#### DATA RECORDS
= = = =
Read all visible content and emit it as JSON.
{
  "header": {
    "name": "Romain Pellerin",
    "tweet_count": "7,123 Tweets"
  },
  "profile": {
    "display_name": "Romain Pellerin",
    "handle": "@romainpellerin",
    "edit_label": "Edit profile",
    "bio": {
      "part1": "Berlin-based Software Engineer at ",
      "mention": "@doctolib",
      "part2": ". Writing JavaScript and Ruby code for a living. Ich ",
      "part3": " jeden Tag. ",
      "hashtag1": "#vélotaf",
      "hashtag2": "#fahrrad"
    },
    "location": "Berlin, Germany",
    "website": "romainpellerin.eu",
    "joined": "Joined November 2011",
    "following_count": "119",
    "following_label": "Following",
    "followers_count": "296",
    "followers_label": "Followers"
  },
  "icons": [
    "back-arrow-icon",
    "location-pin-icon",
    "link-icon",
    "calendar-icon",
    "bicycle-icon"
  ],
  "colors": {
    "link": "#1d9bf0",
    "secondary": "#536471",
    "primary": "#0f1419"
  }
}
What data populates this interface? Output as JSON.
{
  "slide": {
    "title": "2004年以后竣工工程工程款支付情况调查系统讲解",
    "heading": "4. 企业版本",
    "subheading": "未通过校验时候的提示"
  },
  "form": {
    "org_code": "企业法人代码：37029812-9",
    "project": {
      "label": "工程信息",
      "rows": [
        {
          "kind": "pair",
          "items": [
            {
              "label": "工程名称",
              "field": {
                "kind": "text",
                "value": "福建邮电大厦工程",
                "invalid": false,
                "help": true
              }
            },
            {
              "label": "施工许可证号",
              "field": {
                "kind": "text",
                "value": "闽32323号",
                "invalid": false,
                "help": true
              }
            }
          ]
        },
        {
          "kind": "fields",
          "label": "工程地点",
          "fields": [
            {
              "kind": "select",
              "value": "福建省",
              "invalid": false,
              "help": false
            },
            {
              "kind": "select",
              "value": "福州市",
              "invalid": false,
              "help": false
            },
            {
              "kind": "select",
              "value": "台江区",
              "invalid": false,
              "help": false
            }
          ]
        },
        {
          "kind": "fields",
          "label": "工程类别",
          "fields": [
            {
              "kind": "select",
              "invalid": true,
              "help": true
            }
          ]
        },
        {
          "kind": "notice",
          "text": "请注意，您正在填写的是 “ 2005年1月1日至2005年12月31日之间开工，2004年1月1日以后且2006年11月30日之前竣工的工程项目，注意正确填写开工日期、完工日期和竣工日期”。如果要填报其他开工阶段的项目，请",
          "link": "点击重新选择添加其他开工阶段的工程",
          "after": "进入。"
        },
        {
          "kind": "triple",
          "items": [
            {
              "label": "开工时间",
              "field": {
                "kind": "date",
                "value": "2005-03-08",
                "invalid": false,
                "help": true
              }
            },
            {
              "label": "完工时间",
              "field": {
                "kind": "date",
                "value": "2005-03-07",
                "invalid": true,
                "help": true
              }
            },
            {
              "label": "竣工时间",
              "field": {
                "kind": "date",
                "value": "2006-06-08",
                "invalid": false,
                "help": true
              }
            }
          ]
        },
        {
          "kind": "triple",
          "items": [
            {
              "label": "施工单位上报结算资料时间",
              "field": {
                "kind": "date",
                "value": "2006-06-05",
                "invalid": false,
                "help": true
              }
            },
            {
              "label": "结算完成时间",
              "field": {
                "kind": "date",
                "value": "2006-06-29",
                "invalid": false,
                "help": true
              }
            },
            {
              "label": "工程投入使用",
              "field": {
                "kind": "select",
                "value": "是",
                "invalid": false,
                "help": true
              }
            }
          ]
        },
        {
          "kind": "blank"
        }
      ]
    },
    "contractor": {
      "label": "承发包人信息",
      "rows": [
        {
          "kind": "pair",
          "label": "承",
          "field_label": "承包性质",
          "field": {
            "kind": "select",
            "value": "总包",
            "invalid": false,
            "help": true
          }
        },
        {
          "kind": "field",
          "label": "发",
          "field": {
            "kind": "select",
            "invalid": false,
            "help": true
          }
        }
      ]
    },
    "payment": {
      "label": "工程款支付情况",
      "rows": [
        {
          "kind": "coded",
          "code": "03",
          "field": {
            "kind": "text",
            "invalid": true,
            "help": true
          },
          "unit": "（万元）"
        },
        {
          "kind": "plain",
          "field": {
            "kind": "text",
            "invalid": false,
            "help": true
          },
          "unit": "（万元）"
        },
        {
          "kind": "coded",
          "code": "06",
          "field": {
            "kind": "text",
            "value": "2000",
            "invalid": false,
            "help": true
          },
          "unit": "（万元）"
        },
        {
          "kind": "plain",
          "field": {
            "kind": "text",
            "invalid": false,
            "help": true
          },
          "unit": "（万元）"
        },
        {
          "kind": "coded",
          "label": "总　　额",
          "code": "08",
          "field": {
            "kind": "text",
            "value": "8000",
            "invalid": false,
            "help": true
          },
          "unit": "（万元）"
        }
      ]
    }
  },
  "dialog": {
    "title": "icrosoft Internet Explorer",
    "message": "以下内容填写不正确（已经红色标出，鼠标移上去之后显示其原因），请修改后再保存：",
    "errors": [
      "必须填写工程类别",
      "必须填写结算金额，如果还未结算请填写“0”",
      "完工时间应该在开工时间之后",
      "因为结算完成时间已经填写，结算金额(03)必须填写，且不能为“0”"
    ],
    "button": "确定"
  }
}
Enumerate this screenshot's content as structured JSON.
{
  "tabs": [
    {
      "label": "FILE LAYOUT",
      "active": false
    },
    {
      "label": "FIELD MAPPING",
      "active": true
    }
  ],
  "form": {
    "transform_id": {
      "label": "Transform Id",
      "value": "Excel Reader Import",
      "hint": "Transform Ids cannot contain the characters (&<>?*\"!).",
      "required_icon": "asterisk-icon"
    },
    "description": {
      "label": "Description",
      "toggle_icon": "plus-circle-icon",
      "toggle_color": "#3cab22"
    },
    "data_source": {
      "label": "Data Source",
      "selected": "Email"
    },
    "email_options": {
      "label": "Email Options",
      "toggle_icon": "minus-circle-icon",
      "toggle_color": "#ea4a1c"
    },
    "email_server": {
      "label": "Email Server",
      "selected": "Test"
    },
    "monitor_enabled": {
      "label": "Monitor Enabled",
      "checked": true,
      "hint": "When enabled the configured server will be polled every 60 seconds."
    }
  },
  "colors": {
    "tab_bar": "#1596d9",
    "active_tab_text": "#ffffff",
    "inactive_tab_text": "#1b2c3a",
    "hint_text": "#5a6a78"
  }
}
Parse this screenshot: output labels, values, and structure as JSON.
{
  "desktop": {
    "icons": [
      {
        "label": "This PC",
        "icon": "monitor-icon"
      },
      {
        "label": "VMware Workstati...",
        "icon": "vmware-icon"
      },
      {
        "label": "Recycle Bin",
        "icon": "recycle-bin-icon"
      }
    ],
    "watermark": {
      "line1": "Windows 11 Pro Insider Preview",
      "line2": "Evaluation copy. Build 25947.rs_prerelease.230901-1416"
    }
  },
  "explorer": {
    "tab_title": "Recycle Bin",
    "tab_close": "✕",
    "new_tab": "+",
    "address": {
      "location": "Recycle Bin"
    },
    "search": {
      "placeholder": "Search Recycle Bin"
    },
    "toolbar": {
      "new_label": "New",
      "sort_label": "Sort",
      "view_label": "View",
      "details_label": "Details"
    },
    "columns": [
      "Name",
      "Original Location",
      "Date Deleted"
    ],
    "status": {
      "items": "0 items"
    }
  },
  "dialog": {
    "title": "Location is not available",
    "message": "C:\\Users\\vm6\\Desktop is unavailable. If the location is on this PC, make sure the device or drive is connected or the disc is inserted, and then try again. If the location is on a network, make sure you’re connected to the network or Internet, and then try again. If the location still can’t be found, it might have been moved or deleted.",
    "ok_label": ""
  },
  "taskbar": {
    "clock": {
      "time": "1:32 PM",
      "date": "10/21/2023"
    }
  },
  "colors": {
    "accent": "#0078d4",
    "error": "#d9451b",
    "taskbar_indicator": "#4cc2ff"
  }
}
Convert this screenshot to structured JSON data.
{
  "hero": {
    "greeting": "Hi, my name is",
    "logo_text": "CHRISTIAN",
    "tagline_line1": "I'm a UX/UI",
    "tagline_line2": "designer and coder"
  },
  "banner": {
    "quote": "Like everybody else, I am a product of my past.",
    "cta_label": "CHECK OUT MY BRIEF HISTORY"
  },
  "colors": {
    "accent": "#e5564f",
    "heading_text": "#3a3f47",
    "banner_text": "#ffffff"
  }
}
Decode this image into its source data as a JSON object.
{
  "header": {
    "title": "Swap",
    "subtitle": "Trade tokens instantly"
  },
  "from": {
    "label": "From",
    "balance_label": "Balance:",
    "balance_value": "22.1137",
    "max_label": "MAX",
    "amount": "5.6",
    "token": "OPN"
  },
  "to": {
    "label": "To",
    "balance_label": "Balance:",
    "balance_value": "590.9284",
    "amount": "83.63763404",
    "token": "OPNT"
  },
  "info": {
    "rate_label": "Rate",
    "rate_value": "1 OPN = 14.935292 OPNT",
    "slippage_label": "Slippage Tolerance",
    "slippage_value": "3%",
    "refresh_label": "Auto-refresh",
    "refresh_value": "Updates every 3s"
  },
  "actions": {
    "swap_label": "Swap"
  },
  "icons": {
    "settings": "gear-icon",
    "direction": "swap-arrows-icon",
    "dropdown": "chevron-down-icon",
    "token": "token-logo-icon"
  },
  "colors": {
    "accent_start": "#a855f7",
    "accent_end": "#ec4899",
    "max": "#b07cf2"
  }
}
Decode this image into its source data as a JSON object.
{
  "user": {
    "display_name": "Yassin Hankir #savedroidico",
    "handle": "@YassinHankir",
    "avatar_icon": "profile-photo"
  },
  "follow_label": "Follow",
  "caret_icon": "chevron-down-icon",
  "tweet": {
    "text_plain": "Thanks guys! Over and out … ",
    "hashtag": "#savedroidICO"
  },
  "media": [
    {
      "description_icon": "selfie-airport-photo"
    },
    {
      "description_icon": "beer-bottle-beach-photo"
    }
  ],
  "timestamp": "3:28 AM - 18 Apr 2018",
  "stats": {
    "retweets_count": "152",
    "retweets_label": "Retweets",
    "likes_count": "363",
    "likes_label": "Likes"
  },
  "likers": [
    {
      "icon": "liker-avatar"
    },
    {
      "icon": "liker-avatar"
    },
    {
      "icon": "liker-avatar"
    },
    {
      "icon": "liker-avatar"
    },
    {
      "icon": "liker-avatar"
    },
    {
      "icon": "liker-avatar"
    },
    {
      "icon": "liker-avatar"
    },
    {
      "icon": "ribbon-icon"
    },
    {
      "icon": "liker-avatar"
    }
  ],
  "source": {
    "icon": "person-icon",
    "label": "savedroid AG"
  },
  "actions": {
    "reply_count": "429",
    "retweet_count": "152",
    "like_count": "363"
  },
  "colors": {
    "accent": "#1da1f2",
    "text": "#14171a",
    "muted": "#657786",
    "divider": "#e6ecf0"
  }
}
= = = =
#### TASK STATEMENT
Copy every line from the records above that contains the word "content".

#### OUTPUT OF THE TASK
Read all visible content and emit it as JSON.
Enumerate this screenshot's content as structured JSON.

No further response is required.